+++ DATA SUPPLIED

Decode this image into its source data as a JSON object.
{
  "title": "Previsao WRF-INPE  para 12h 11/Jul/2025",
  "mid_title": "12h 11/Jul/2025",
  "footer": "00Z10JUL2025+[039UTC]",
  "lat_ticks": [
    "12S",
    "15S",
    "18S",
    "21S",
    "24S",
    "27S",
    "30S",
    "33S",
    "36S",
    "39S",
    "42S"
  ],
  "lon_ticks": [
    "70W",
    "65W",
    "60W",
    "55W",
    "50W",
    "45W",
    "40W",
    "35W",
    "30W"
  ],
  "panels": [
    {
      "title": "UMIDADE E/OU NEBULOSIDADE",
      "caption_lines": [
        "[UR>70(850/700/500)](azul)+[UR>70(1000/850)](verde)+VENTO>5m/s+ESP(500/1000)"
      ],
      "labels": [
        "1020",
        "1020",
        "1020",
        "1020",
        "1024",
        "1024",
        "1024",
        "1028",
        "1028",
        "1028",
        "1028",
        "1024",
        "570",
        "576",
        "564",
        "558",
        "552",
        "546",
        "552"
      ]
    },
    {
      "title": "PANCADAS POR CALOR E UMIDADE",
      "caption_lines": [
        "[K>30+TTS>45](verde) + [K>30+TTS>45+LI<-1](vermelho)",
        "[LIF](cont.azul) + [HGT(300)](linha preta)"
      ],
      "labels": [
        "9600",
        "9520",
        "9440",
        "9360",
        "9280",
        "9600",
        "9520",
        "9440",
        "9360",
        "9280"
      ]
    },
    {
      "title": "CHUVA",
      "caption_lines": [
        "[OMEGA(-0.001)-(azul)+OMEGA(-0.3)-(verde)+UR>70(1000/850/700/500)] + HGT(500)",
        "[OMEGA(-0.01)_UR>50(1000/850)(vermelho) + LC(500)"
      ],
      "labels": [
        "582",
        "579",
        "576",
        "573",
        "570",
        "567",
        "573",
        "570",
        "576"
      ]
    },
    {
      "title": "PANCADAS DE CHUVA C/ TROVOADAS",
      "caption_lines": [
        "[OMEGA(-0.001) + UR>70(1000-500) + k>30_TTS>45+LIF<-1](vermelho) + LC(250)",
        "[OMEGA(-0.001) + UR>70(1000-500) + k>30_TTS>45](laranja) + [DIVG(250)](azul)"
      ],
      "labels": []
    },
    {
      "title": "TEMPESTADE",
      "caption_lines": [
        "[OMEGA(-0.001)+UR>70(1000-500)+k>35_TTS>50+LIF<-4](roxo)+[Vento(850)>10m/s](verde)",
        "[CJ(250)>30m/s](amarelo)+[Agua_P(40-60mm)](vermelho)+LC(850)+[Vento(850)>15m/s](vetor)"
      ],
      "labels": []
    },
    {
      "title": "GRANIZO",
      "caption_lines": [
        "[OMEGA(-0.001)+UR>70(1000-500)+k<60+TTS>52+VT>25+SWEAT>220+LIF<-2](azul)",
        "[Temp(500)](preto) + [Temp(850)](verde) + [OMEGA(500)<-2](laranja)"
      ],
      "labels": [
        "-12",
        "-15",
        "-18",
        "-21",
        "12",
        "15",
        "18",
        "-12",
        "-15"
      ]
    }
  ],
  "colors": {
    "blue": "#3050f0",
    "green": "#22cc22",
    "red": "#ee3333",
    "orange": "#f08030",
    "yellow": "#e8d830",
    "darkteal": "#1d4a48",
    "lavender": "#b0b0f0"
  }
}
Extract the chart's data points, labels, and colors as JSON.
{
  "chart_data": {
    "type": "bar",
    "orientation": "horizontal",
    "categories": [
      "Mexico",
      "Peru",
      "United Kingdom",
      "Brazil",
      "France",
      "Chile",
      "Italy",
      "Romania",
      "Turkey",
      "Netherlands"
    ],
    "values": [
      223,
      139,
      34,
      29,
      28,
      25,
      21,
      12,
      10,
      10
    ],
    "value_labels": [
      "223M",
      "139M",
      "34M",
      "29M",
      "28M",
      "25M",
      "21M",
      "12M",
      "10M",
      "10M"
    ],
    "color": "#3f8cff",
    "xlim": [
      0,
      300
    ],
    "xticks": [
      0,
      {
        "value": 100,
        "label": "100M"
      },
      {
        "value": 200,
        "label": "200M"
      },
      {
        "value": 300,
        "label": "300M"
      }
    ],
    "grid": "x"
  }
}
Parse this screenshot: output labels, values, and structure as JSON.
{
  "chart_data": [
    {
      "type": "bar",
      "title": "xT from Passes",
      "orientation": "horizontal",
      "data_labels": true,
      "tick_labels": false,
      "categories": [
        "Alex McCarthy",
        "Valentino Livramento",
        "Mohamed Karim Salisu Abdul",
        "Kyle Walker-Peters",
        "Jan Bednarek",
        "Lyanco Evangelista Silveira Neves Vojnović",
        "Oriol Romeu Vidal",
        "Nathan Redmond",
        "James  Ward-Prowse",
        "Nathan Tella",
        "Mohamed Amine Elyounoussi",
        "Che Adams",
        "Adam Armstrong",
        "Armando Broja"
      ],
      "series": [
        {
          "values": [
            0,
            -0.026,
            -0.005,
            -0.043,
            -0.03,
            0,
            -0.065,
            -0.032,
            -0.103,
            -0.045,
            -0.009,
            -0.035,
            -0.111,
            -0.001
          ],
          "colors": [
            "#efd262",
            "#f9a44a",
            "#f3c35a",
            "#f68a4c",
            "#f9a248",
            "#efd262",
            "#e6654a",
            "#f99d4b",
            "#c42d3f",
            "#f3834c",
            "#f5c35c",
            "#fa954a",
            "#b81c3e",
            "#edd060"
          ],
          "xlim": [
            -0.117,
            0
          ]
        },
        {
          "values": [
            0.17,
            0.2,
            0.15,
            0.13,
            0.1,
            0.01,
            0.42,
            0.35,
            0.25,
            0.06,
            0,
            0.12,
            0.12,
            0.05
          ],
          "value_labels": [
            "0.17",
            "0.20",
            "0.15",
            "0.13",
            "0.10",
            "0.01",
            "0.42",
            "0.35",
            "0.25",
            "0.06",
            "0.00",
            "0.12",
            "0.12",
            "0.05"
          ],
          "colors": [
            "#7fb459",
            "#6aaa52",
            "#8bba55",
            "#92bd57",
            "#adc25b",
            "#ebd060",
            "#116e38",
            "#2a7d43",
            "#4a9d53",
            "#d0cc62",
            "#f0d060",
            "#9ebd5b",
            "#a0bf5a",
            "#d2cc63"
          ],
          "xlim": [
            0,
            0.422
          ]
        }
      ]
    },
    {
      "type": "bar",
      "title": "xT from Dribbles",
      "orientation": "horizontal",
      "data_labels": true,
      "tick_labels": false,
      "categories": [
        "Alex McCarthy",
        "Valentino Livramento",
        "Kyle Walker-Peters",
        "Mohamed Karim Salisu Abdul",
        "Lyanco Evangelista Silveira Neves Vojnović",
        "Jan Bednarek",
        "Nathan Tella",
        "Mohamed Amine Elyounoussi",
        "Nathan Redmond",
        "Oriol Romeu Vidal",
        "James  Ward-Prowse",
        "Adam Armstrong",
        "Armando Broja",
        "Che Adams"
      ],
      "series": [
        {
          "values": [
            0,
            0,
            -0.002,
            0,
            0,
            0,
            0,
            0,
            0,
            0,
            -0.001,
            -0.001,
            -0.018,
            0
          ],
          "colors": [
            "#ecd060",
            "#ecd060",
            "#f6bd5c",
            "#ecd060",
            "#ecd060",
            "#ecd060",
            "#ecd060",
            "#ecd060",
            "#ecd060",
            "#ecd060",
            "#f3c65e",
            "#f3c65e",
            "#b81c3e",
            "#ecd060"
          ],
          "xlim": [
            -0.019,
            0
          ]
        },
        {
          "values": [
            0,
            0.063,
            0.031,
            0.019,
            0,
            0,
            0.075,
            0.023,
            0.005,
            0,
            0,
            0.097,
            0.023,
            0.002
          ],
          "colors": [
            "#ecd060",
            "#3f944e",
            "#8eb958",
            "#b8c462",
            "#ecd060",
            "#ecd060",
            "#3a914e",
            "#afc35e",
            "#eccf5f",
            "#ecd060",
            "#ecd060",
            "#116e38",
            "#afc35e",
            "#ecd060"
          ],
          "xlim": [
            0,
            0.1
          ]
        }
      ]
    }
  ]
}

++++++

= THE PROBLEM =
Search the lines for the string "this" and copy every line that has it.

= RESPONSE =
Decode this image into its source data as a JSON object.
Parse this screenshot: output labels, values, and structure as JSON.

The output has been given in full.